INSTRUCTION: Repeat each record below exactly, dropping the pictures.

** START PROVIDED INFORMATION **

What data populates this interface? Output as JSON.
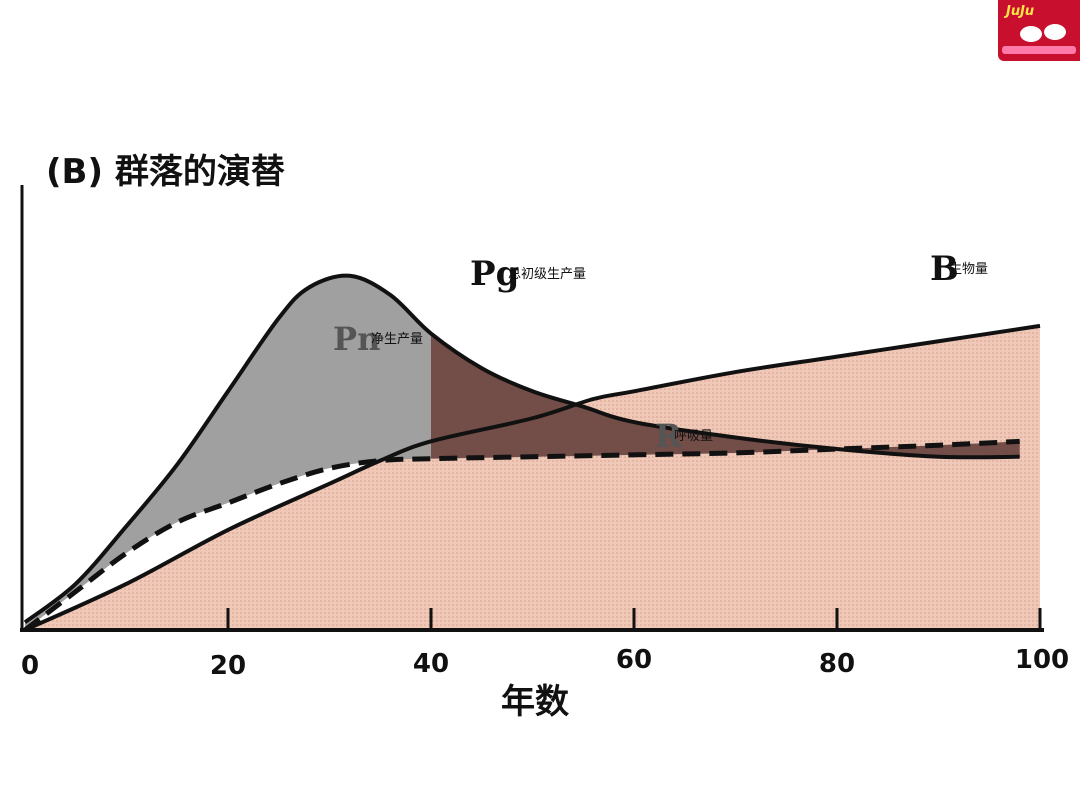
{
  "logo": {
    "text": "JuJu"
  },
  "chart_data": {
    "type": "area",
    "title": "(B) 群落的演替",
    "xlabel": "年数",
    "x_ticks": [
      "0",
      "20",
      "40",
      "60",
      "80",
      "100"
    ],
    "xlim": [
      0,
      100
    ],
    "series": [
      {
        "key": "Pg",
        "label_main": "Pg",
        "label_sub": "总初级生产量",
        "x": [
          0,
          5,
          10,
          15,
          20,
          25,
          28,
          32,
          36,
          40,
          45,
          50,
          55,
          60,
          70,
          80,
          90,
          98
        ],
        "y": [
          2,
          12,
          27,
          43,
          62,
          81,
          89,
          92,
          87,
          77,
          68,
          62,
          58,
          54,
          50,
          47,
          45,
          45
        ]
      },
      {
        "key": "B",
        "label_main": "B",
        "label_sub": "生物量",
        "x": [
          0,
          10,
          20,
          30,
          35,
          40,
          50,
          56,
          60,
          70,
          80,
          90,
          100
        ],
        "y": [
          0,
          12,
          26,
          38,
          44,
          49,
          55,
          60,
          62,
          67,
          71,
          75,
          79
        ]
      },
      {
        "key": "R",
        "label_main": "R",
        "label_sub": "呼吸量",
        "x": [
          0,
          5,
          10,
          15,
          20,
          25,
          30,
          35,
          40,
          50,
          60,
          70,
          80,
          90,
          98
        ],
        "y": [
          0,
          10,
          20,
          28,
          33,
          38,
          42,
          44,
          44.5,
          45,
          45.5,
          46,
          47,
          48,
          49
        ]
      }
    ],
    "annotations": [
      {
        "key": "Pn",
        "label_main": "Pn",
        "label_sub": "净生产量"
      }
    ],
    "colors": {
      "gross_area": "#9b9b9b",
      "net_dark_area": "#6b4038",
      "biomass_area": "#edc2b0",
      "line": "#111111"
    }
  }
}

** END PROVIDED INFORMATION **

OUTPUT FOR THIS TASK:
What data populates this interface? Output as JSON.
{
  "logo": {
    "text": "JuJu"
  },
  "chart_data": {
    "type": "area",
    "title": "(B) 群落的演替",
    "xlabel": "年数",
    "x_ticks": [
      "0",
      "20",
      "40",
      "60",
      "80",
      "100"
    ],
    "xlim": [
      0,
      100
    ],
    "series": [
      {
        "key": "Pg",
        "label_main": "Pg",
        "label_sub": "总初级生产量",
        "x": [
          0,
          5,
          10,
          15,
          20,
          25,
          28,
          32,
          36,
          40,
          45,
          50,
          55,
          60,
          70,
          80,
          90,
          98
        ],
        "y": [
          2,
          12,
          27,
          43,
          62,
          81,
          89,
          92,
          87,
          77,
          68,
          62,
          58,
          54,
          50,
          47,
          45,
          45
        ]
      },
      {
        "key": "B",
        "label_main": "B",
        "label_sub": "生物量",
        "x": [
          0,
          10,
          20,
          30,
          35,
          40,
          50,
          56,
          60,
          70,
          80,
          90,
          100
        ],
        "y": [
          0,
          12,
          26,
          38,
          44,
          49,
          55,
          60,
          62,
          67,
          71,
          75,
          79
        ]
      },
      {
        "key": "R",
        "label_main": "R",
        "label_sub": "呼吸量",
        "x": [
          0,
          5,
          10,
          15,
          20,
          25,
          30,
          35,
          40,
          50,
          60,
          70,
          80,
          90,
          98
        ],
        "y": [
          0,
          10,
          20,
          28,
          33,
          38,
          42,
          44,
          44.5,
          45,
          45.5,
          46,
          47,
          48,
          49
        ]
      }
    ],
    "annotations": [
      {
        "key": "Pn",
        "label_main": "Pn",
        "label_sub": "净生产量"
      }
    ],
    "colors": {
      "gross_area": "#9b9b9b",
      "net_dark_area": "#6b4038",
      "biomass_area": "#edc2b0",
      "line": "#111111"
    }
  }
}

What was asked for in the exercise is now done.